WRITTEN REQUEST.
Show all lines from the data that include the word "http".

Records excerpted from a collection
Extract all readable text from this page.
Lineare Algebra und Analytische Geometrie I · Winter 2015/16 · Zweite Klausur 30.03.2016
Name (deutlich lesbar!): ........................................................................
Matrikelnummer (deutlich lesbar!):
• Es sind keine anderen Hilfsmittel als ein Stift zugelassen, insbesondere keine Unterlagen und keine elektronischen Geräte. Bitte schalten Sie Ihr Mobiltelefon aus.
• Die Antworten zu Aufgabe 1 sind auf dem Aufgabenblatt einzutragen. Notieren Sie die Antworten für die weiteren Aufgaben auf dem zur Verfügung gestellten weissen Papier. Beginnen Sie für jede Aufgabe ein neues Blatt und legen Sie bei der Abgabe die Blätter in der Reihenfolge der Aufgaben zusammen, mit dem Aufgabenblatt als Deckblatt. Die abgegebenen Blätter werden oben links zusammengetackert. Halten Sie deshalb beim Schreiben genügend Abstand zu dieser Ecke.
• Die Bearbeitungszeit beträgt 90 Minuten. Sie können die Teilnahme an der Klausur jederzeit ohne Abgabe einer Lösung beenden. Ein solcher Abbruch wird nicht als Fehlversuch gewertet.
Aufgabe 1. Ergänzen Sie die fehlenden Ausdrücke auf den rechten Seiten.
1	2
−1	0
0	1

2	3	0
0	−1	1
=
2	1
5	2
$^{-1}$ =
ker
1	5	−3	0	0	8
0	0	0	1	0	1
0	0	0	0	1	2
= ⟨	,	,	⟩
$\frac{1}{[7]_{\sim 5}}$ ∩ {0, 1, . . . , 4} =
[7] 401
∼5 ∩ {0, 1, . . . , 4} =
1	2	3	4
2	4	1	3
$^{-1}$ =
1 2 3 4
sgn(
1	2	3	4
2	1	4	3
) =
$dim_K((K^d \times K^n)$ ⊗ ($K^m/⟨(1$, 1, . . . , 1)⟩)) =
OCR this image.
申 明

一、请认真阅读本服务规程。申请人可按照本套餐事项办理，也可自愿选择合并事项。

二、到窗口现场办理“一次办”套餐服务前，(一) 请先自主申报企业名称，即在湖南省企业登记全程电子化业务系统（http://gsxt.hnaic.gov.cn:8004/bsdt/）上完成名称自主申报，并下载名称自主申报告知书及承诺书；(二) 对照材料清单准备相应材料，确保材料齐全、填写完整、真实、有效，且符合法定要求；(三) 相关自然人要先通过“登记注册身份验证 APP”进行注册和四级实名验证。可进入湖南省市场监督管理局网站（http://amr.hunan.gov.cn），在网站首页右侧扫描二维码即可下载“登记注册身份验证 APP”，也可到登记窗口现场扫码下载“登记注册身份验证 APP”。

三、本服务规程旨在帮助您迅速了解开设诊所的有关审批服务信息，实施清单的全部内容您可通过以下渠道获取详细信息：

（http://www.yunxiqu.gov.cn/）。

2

SOLVED PROBLEM.
二、到窗口现场办理“一次办”套餐服务前，(一) 请先自主申报企业名称，即在湖南省企业登记全程电子化业务系统（http://gsxt.hnaic.gov.cn:8004/bsdt/）上完成名称自主申报，并下载名称自主申报告知书及承诺书；(二) 对照材料清单准备相应材料，确保材料齐全、填写完整、真实、有效，且符合法定要求；(三) 相关自然人要先通过“登记注册身份验证 APP”进行注册和四级实名验证。可进入湖南省市场监督管理局网站（http://amr.hunan.gov.cn），在网站首页右侧扫描二维码即可下载“登记注册身份验证 APP”，也可到登记窗口现场扫码下载“登记注册身份验证 APP”。
（http://www.yunxiqu.gov.cn/）。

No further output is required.